Output every record word for word.

#### RECORDS FOR THIS EXERCISE

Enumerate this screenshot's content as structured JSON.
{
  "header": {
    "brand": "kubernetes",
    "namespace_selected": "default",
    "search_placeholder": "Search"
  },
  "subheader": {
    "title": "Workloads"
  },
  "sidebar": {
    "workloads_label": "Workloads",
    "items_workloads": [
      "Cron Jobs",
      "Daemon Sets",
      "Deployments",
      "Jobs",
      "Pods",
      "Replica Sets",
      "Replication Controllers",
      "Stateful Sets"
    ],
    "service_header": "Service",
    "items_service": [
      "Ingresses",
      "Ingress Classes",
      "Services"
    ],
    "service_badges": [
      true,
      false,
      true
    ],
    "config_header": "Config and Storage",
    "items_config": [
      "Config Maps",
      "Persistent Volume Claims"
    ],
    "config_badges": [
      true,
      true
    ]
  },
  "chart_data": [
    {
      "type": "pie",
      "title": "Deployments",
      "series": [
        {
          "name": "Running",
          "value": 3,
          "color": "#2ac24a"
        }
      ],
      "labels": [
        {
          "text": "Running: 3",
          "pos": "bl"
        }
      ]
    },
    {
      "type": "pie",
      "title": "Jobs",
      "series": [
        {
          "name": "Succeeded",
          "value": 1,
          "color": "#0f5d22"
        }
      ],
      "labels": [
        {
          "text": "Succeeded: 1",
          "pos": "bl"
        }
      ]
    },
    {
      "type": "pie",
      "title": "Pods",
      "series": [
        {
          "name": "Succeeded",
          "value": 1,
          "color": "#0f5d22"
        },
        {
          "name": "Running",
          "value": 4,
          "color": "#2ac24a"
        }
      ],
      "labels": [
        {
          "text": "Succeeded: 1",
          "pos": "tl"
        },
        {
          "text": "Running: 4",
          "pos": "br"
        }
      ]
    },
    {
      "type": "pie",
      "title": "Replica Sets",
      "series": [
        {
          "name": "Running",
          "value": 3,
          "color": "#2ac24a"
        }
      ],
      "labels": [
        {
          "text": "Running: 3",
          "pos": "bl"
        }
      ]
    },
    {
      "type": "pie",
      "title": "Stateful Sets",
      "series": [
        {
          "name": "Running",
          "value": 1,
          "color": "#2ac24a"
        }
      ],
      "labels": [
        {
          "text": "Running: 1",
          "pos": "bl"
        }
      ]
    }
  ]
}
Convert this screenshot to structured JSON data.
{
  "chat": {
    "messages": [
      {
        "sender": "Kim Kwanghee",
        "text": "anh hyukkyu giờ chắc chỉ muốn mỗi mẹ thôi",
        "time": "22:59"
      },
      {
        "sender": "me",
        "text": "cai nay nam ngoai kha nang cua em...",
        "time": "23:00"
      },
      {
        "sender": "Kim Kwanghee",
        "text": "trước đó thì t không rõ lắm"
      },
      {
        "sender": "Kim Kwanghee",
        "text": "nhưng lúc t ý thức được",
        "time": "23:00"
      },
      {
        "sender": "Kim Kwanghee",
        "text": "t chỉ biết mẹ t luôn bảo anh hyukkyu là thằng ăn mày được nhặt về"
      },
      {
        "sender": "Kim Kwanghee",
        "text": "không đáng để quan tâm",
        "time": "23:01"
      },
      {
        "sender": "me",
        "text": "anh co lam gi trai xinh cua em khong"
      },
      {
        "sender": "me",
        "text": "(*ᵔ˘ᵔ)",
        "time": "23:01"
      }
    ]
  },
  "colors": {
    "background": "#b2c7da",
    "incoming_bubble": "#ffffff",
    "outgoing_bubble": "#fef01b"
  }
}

########

(EXERCISE SOLUTION)
Enumerate this screenshot's content as structured JSON.
{
  "header": {
    "brand": "kubernetes",
    "namespace_selected": "default",
    "search_placeholder": "Search"
  },
  "subheader": {
    "title": "Workloads"
  },
  "sidebar": {
    "workloads_label": "Workloads",
    "items_workloads": [
      "Cron Jobs",
      "Daemon Sets",
      "Deployments",
      "Jobs",
      "Pods",
      "Replica Sets",
      "Replication Controllers",
      "Stateful Sets"
    ],
    "service_header": "Service",
    "items_service": [
      "Ingresses",
      "Ingress Classes",
      "Services"
    ],
    "service_badges": [
      true,
      false,
      true
    ],
    "config_header": "Config and Storage",
    "items_config": [
      "Config Maps",
      "Persistent Volume Claims"
    ],
    "config_badges": [
      true,
      true
    ]
  },
  "chart_data": [
    {
      "type": "pie",
      "title": "Deployments",
      "series": [
        {
          "name": "Running",
          "value": 3,
          "color": "#2ac24a"
        }
      ],
      "labels": [
        {
          "text": "Running: 3",
          "pos": "bl"
        }
      ]
    },
    {
      "type": "pie",
      "title": "Jobs",
      "series": [
        {
          "name": "Succeeded",
          "value": 1,
          "color": "#0f5d22"
        }
      ],
      "labels": [
        {
          "text": "Succeeded: 1",
          "pos": "bl"
        }
      ]
    },
    {
      "type": "pie",
      "title": "Pods",
      "series": [
        {
          "name": "Succeeded",
          "value": 1,
          "color": "#0f5d22"
        },
        {
          "name": "Running",
          "value": 4,
          "color": "#2ac24a"
        }
      ],
      "labels": [
        {
          "text": "Succeeded: 1",
          "pos": "tl"
        },
        {
          "text": "Running: 4",
          "pos": "br"
        }
      ]
    },
    {
      "type": "pie",
      "title": "Replica Sets",
      "series": [
        {
          "name": "Running",
          "value": 3,
          "color": "#2ac24a"
        }
      ],
      "labels": [
        {
          "text": "Running: 3",
          "pos": "bl"
        }
      ]
    },
    {
      "type": "pie",
      "title": "Stateful Sets",
      "series": [
        {
          "name": "Running",
          "value": 1,
          "color": "#2ac24a"
        }
      ],
      "labels": [
        {
          "text": "Running: 1",
          "pos": "bl"
        }
      ]
    }
  ]
}
Convert this screenshot to structured JSON data.
{
  "chat": {
    "messages": [
      {
        "sender": "Kim Kwanghee",
        "text": "anh hyukkyu giờ chắc chỉ muốn mỗi mẹ thôi",
        "time": "22:59"
      },
      {
        "sender": "me",
        "text": "cai nay nam ngoai kha nang cua em...",
        "time": "23:00"
      },
      {
        "sender": "Kim Kwanghee",
        "text": "trước đó thì t không rõ lắm"
      },
      {
        "sender": "Kim Kwanghee",
        "text": "nhưng lúc t ý thức được",
        "time": "23:00"
      },
      {
        "sender": "Kim Kwanghee",
        "text": "t chỉ biết mẹ t luôn bảo anh hyukkyu là thằng ăn mày được nhặt về"
      },
      {
        "sender": "Kim Kwanghee",
        "text": "không đáng để quan tâm",
        "time": "23:01"
      },
      {
        "sender": "me",
        "text": "anh co lam gi trai xinh cua em khong"
      },
      {
        "sender": "me",
        "text": "(*ᵔ˘ᵔ)",
        "time": "23:01"
      }
    ]
  },
  "colors": {
    "background": "#b2c7da",
    "incoming_bubble": "#ffffff",
    "outgoing_bubble": "#fef01b"
  }
}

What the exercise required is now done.